About this exercise » Go over the records and copy every line with the string "document".

Saved entries »
════════════════════

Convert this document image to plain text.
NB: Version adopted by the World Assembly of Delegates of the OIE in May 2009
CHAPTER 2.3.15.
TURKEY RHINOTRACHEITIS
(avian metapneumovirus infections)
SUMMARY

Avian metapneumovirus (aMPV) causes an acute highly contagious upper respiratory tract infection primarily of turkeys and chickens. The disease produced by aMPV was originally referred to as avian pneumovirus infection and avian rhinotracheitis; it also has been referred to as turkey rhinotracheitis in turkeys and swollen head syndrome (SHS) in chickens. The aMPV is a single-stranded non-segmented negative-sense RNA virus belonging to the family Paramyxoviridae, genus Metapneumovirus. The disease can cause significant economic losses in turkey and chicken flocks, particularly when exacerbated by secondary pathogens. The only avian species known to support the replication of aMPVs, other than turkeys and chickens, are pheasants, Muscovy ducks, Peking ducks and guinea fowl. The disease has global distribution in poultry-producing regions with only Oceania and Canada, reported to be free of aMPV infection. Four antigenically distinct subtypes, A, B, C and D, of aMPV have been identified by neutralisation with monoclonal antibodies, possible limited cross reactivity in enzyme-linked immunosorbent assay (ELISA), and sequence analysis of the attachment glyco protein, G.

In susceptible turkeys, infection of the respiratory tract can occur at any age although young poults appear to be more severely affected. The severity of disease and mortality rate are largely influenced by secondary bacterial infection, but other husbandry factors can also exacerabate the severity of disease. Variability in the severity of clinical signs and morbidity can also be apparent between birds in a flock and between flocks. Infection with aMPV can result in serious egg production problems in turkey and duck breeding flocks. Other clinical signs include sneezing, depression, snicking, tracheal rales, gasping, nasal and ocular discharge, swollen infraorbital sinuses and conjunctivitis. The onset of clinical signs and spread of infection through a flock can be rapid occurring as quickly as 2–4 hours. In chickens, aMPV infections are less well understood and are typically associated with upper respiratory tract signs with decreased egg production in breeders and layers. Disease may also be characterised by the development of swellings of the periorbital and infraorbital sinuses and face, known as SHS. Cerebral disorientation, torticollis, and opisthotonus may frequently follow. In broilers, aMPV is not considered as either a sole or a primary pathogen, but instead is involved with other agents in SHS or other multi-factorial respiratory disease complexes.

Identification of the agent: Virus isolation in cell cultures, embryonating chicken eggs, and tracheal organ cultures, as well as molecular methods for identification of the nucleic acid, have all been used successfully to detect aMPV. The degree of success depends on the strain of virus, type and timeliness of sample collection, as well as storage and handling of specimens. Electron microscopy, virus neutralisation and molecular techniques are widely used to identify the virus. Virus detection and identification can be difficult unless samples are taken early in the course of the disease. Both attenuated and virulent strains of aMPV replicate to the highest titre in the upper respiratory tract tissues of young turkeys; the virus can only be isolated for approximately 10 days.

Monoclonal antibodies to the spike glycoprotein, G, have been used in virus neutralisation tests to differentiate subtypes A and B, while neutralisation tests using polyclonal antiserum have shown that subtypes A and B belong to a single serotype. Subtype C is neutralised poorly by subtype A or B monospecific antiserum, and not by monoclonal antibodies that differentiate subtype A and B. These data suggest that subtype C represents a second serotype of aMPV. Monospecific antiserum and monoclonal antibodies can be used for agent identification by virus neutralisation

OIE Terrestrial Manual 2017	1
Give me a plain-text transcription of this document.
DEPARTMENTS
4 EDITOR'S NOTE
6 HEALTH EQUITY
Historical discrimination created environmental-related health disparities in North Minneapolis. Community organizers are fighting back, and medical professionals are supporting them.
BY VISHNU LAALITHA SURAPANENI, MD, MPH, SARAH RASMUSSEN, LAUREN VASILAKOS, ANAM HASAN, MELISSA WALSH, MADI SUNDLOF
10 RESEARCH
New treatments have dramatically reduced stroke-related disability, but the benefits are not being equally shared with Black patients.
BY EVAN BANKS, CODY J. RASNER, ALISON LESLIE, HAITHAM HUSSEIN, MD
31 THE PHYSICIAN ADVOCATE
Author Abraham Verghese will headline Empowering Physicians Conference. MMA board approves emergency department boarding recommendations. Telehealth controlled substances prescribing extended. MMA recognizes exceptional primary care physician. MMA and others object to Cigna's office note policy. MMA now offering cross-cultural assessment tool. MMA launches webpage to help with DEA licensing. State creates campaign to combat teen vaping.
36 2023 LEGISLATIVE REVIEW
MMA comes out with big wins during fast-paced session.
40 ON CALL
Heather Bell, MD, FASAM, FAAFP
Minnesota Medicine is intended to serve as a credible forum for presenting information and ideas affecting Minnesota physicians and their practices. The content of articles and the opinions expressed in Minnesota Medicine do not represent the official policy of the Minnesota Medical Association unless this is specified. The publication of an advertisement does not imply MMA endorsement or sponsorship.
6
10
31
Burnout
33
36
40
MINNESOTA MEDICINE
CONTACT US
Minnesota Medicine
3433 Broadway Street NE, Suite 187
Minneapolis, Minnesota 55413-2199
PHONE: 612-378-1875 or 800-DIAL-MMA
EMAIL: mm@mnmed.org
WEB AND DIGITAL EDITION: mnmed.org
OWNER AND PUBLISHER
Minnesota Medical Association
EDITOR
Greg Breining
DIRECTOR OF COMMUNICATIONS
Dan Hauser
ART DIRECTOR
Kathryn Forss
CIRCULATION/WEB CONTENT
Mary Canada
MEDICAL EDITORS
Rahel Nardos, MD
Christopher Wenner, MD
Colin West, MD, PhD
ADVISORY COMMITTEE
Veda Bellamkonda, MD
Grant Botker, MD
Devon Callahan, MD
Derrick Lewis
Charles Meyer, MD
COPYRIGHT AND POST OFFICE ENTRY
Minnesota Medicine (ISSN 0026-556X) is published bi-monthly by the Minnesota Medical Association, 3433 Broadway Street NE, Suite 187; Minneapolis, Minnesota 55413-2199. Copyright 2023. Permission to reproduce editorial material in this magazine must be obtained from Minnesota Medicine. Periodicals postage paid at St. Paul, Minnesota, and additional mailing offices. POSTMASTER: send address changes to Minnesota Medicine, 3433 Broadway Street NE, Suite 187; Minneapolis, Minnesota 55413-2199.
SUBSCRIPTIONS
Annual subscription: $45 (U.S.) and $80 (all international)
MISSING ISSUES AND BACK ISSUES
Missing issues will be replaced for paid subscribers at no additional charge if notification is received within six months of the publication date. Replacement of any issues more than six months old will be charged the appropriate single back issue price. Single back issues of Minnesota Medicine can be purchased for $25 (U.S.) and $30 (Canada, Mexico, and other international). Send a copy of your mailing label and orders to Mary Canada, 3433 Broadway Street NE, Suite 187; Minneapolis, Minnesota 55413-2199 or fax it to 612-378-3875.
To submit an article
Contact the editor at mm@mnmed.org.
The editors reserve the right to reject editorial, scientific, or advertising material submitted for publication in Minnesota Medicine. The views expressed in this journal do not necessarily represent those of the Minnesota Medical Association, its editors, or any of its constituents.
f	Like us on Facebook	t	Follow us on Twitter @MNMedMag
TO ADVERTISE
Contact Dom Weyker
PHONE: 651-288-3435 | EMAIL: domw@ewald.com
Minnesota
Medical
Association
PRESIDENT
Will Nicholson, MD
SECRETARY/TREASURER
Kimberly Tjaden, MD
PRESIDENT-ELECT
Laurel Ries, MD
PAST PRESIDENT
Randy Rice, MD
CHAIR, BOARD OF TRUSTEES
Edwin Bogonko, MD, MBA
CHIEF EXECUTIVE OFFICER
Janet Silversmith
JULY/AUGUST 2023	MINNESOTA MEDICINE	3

════════════════════

Task answer »
Convert this document image to plain text.
Give me a plain-text transcription of this document.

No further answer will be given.